--- START OF Supplied records ---
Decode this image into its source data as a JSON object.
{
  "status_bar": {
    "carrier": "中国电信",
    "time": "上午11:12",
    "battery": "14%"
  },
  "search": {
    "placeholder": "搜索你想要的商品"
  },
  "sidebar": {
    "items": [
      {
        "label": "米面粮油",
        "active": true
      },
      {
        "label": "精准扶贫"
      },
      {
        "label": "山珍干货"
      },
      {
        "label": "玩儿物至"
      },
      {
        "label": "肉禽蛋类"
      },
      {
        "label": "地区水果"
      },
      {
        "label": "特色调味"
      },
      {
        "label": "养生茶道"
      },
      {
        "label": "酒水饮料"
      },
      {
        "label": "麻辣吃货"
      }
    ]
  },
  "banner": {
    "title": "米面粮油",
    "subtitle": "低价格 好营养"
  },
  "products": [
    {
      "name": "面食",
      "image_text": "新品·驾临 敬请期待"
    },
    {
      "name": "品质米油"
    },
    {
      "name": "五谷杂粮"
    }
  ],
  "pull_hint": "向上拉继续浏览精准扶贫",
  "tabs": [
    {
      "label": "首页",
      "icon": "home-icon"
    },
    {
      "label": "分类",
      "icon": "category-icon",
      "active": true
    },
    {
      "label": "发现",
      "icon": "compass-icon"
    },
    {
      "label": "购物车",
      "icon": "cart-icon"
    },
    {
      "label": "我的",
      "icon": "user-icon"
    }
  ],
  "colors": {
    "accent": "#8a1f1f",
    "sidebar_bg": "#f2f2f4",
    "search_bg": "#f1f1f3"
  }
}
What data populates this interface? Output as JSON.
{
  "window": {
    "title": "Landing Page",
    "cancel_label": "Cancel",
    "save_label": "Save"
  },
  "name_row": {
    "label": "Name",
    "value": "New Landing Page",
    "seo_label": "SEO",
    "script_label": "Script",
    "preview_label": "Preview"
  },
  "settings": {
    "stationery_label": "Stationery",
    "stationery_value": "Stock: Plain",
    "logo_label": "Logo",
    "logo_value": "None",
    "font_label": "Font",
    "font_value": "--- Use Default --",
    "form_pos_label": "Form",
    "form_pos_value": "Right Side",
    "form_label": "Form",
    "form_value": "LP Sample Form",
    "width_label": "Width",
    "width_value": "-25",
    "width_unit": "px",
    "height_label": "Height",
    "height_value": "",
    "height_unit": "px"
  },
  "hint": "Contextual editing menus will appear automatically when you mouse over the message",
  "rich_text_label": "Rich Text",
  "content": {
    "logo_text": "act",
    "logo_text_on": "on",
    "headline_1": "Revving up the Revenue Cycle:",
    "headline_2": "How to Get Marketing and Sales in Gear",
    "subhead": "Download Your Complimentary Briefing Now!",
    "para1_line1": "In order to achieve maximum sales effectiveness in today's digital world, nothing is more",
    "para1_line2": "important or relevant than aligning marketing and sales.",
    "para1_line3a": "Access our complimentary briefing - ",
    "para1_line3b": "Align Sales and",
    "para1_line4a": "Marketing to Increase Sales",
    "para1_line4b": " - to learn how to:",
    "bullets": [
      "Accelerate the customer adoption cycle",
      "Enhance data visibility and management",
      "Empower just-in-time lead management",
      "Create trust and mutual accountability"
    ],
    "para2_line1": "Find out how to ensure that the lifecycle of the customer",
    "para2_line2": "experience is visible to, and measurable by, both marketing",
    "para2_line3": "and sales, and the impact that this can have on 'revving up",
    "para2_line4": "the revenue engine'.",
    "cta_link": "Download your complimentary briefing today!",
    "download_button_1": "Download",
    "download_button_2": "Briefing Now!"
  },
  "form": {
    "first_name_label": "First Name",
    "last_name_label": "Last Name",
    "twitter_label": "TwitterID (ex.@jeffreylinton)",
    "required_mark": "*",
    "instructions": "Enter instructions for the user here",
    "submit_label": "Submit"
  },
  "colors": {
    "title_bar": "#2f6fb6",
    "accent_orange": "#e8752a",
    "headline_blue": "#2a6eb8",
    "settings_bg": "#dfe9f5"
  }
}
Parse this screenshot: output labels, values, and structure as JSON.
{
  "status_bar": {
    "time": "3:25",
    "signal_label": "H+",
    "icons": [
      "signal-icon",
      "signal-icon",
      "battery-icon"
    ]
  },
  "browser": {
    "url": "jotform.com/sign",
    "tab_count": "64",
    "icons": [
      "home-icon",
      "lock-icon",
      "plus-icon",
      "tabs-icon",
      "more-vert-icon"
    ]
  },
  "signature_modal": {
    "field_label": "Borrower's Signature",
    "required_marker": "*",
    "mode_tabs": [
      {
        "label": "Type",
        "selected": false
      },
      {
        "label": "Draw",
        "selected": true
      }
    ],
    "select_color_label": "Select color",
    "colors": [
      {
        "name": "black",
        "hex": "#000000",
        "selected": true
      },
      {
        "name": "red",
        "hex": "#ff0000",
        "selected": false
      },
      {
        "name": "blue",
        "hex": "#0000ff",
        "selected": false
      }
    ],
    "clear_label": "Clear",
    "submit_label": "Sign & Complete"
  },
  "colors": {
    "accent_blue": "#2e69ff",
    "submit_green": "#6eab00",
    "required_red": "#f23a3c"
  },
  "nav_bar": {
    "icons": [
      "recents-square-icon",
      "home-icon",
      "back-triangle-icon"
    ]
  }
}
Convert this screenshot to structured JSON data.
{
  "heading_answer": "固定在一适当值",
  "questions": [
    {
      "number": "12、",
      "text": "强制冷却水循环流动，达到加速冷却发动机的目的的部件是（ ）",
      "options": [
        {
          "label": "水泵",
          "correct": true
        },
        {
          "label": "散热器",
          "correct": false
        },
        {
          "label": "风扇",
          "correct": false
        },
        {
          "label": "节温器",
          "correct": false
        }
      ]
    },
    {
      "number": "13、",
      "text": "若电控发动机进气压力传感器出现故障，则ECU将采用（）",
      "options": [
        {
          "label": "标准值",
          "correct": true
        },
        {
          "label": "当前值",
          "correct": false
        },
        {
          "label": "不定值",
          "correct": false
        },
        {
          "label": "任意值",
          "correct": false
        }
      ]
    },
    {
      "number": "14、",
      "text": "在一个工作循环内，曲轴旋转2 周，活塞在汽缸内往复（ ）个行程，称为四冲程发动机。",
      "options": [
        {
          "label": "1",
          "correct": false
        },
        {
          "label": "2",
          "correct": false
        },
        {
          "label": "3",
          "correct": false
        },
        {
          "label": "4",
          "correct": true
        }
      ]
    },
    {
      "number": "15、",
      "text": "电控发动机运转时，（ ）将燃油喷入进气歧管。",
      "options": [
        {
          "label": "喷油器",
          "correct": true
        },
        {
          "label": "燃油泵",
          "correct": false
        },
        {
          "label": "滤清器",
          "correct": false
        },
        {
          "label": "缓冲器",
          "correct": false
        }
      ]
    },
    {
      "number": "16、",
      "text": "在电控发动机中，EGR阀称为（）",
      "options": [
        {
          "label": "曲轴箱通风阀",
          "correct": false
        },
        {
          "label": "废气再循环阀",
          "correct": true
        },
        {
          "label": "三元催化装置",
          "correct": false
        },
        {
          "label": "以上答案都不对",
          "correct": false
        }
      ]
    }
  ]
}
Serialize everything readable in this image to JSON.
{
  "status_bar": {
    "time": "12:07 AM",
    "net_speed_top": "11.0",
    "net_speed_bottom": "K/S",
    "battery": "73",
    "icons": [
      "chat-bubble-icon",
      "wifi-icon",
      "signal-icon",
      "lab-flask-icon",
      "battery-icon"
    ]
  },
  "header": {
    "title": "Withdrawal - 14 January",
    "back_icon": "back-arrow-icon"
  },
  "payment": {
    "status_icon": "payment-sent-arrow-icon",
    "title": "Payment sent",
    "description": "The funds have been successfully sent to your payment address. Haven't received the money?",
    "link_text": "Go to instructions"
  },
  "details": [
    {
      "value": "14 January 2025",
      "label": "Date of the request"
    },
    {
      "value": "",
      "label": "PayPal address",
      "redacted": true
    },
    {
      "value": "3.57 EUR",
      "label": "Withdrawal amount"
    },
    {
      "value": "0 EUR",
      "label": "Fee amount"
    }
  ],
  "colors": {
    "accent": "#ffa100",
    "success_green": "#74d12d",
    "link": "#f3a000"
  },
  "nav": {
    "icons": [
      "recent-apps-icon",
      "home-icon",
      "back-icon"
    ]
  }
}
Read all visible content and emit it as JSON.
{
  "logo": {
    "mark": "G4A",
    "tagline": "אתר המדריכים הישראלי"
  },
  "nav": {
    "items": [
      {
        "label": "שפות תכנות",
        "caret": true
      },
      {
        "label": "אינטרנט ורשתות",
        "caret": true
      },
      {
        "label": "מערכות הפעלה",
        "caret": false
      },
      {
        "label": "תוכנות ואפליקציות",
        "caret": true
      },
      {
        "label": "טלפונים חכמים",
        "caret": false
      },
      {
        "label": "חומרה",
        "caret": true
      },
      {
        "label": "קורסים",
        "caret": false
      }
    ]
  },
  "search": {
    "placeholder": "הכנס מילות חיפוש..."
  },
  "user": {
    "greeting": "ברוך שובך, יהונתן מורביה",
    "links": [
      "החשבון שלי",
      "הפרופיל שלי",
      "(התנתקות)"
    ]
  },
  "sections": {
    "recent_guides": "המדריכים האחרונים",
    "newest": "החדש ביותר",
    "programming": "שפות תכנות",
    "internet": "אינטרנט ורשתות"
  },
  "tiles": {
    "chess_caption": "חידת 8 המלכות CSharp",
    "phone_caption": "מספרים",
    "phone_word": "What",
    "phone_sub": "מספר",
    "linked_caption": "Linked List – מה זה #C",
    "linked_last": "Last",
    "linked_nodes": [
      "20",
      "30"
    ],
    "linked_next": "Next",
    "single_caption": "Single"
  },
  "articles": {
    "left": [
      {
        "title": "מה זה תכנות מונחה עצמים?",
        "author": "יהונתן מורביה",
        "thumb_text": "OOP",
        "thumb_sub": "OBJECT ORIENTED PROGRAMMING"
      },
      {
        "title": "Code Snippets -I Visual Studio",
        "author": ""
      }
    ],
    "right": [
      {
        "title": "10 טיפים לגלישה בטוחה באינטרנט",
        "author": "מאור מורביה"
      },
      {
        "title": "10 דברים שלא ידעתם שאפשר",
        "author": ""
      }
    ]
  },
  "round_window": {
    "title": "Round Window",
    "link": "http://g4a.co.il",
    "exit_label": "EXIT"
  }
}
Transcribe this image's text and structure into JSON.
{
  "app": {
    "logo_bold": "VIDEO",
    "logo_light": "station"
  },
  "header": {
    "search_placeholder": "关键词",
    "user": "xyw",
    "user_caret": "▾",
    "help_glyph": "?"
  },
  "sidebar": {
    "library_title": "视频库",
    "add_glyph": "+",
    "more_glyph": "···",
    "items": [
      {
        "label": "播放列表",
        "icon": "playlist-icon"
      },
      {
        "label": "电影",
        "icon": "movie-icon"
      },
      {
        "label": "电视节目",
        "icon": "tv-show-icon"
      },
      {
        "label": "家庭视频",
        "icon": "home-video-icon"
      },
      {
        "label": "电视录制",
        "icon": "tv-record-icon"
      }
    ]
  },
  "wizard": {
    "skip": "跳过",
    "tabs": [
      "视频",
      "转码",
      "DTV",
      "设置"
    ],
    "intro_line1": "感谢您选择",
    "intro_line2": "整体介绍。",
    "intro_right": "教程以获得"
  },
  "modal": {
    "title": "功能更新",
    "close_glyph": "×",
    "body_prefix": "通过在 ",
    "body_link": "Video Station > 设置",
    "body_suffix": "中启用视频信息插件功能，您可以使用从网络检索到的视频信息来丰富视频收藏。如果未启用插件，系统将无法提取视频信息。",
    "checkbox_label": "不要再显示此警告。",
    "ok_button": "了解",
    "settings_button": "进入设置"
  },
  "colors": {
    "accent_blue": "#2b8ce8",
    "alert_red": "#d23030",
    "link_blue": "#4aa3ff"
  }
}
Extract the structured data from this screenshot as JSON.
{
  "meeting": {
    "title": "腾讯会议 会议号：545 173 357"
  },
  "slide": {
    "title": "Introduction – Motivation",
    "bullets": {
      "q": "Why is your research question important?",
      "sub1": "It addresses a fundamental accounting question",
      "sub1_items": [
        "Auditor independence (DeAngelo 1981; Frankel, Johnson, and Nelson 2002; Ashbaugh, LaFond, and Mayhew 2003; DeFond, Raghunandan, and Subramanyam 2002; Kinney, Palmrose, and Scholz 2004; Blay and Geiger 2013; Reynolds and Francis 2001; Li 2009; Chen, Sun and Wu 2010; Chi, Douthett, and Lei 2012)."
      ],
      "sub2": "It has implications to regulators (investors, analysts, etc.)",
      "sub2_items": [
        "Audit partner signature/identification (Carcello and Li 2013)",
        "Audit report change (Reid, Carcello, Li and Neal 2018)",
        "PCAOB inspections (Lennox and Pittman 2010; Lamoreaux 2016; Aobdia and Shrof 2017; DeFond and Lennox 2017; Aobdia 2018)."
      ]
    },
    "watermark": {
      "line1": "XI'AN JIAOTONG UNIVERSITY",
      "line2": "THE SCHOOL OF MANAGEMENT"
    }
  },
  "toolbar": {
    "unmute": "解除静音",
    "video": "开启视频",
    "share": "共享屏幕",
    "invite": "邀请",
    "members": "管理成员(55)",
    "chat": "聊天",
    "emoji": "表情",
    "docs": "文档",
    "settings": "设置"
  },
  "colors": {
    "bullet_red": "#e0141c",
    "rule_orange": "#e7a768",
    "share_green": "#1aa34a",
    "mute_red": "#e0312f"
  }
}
--- END OF Supplied records ---
#### Set task
Look through the listing above and count the lines where the string "יהונתן" appears. Report the number only.

#### Solved exercise
2